> _Exercise prompt_:
In the material below, find all lines with the string "Gestion" and copy them.
## START Data
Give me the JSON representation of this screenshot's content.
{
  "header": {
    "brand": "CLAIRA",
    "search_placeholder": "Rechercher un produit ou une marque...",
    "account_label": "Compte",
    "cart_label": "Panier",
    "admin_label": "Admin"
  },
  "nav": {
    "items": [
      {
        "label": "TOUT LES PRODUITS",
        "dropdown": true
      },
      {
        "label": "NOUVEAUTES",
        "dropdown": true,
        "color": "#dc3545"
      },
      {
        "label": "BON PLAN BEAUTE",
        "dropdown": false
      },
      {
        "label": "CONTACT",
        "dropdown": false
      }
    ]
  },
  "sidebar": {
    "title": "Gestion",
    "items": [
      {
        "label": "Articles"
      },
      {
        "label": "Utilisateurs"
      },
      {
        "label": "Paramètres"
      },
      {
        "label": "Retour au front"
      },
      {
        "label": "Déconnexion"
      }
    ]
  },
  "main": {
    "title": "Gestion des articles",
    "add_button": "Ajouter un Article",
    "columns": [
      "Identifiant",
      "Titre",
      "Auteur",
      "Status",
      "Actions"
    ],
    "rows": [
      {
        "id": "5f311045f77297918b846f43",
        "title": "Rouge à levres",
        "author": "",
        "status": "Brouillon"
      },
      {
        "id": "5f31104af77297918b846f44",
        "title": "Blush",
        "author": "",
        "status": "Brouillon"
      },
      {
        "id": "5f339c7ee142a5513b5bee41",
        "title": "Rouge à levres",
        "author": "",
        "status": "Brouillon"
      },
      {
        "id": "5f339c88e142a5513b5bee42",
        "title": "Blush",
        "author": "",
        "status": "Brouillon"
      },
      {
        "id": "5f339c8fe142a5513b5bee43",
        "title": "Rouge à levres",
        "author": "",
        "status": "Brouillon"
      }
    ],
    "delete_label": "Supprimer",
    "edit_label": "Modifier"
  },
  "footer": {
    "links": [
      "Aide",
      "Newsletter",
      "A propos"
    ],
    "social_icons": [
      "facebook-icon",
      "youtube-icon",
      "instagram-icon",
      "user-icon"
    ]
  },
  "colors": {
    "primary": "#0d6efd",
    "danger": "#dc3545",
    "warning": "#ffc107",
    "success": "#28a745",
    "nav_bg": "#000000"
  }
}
## END Data
> _Output for this task_:
    "title": "Gestion",
    "title": "Gestion des articles",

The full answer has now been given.